-- Start --

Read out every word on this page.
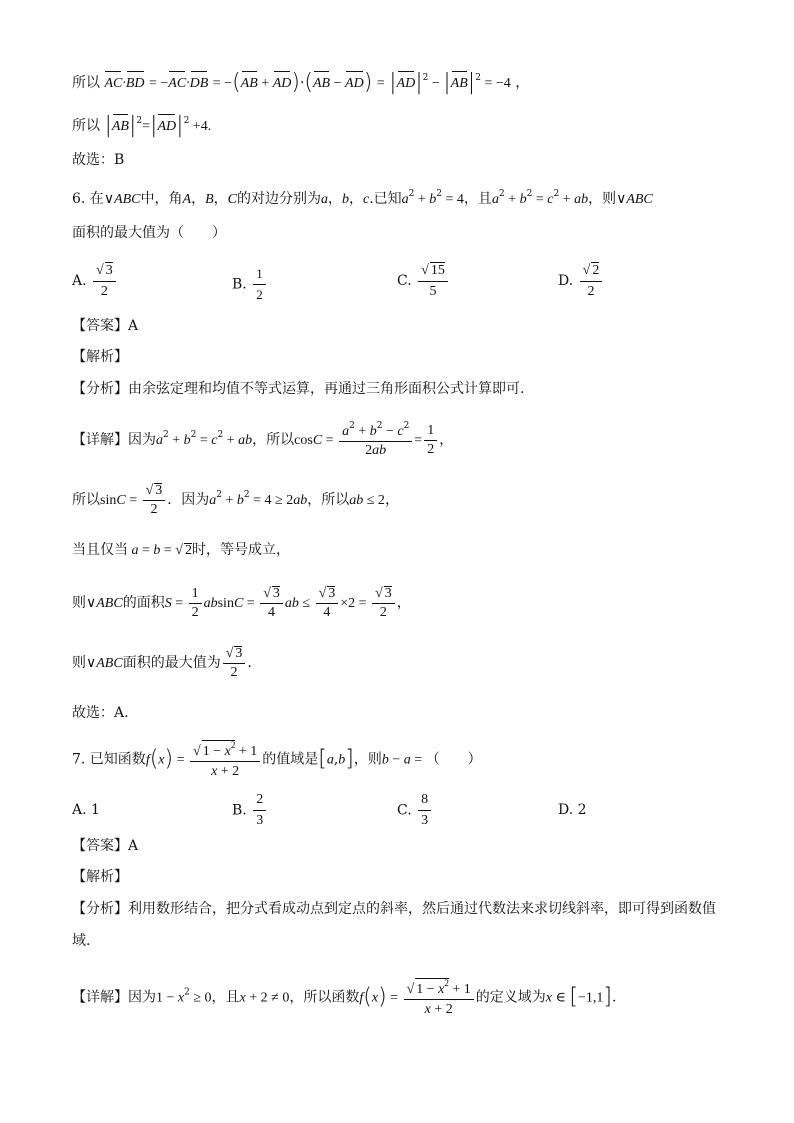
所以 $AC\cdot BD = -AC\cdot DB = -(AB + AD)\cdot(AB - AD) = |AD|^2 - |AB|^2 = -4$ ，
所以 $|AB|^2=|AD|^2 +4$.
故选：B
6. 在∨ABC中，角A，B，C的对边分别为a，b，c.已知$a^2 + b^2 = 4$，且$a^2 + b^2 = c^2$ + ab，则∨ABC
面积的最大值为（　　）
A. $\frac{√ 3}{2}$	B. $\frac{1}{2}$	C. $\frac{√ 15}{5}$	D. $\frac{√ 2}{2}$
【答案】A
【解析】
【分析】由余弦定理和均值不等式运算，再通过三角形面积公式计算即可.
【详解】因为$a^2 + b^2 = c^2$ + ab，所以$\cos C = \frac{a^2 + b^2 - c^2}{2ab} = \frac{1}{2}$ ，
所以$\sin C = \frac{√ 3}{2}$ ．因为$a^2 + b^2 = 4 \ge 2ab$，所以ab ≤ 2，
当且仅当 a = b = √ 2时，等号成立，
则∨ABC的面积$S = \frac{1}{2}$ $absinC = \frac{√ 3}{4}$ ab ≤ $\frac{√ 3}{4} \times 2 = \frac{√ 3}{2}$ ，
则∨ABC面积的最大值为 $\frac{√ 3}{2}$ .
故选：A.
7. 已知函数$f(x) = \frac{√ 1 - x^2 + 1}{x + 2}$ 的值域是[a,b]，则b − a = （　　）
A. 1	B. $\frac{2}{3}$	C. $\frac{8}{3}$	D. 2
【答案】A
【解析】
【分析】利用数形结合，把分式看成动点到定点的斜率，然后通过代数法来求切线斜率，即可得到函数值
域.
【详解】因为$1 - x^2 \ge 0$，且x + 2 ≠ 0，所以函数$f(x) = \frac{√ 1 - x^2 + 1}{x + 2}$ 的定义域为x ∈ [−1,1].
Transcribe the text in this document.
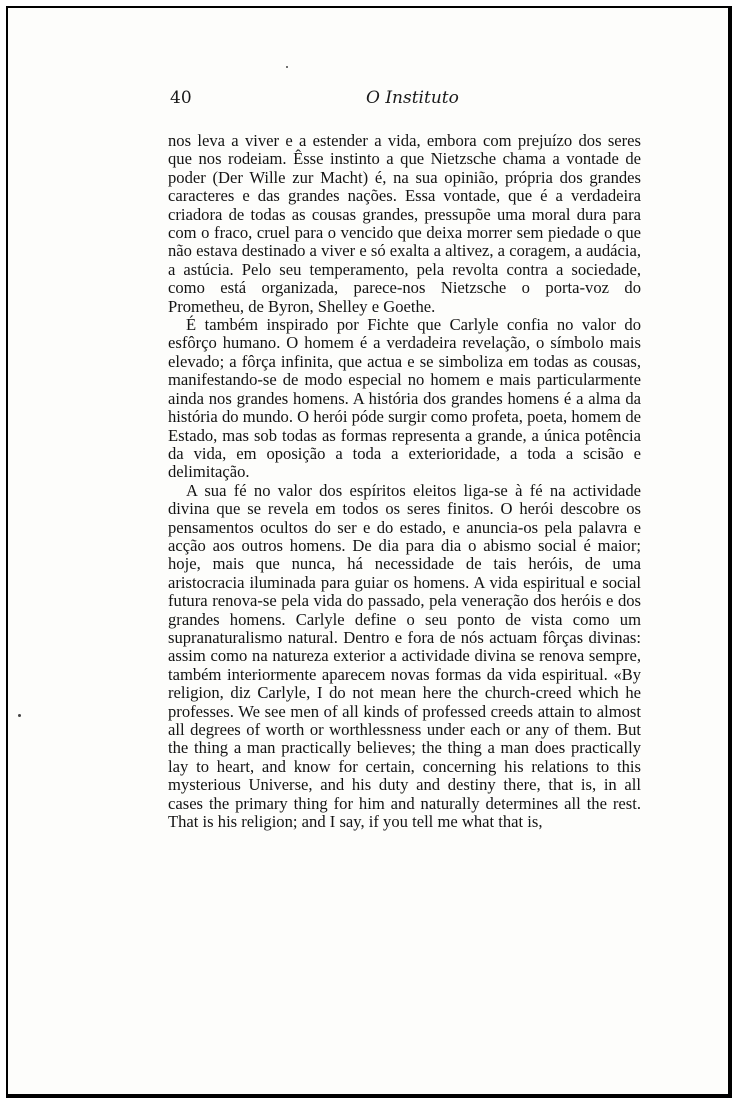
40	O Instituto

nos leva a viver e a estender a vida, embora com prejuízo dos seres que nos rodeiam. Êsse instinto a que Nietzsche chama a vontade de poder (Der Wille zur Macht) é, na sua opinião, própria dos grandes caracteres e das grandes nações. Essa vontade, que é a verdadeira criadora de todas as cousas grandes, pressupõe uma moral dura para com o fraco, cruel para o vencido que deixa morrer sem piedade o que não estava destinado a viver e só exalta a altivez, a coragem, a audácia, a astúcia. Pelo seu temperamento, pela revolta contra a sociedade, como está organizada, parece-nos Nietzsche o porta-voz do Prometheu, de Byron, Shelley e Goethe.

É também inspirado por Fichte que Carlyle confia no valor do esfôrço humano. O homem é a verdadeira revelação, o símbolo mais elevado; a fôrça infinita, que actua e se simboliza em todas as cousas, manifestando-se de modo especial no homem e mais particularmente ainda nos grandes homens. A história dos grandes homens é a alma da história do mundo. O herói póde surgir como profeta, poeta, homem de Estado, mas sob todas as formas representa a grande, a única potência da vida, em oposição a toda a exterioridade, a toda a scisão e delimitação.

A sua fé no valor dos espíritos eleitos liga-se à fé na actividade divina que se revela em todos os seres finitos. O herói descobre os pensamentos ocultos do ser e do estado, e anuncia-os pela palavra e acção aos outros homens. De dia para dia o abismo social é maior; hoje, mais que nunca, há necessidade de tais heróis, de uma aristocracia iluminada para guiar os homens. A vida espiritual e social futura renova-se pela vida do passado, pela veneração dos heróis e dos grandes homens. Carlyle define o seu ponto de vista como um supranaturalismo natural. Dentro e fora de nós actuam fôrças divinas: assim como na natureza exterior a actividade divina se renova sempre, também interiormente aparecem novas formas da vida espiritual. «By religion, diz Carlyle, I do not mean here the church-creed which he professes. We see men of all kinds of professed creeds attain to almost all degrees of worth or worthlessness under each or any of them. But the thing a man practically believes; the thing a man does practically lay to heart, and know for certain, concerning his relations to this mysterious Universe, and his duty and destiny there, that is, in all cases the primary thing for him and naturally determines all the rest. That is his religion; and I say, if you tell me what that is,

-- End --

Copy every line of the listing where the word "mais" appears.

É também inspirado por Fichte que Carlyle confia no valor do esfôrço humano. O homem é a verdadeira revelação, o símbolo mais elevado; a fôrça infinita, que actua e se simboliza em todas as cousas, manifestando-se de modo especial no homem e mais particularmente ainda nos grandes homens. A história dos grandes homens é a alma da história do mundo. O herói póde surgir como profeta, poeta, homem de Estado, mas sob todas as formas representa a grande, a única potência da vida, em oposição a toda a exterioridade, a toda a scisão e delimitação.
A sua fé no valor dos espíritos eleitos liga-se à fé na actividade divina que se revela em todos os seres finitos. O herói descobre os pensamentos ocultos do ser e do estado, e anuncia-os pela palavra e acção aos outros homens. De dia para dia o abismo social é maior; hoje, mais que nunca, há necessidade de tais heróis, de uma aristocracia iluminada para guiar os homens. A vida espiritual e social futura renova-se pela vida do passado, pela veneração dos heróis e dos grandes homens. Carlyle define o seu ponto de vista como um supranaturalismo natural. Dentro e fora de nós actuam fôrças divinas: assim como na natureza exterior a actividade divina se renova sempre, também interiormente aparecem novas formas da vida espiritual. «By religion, diz Carlyle, I do not mean here the church-creed which he professes. We see men of all kinds of professed creeds attain to almost all degrees of worth or worthlessness under each or any of them. But the thing a man practically believes; the thing a man does practically lay to heart, and know for certain, concerning his relations to this mysterious Universe, and his duty and destiny there, that is, in all cases the primary thing for him and naturally determines all the rest. That is his religion; and I say, if you tell me what that is,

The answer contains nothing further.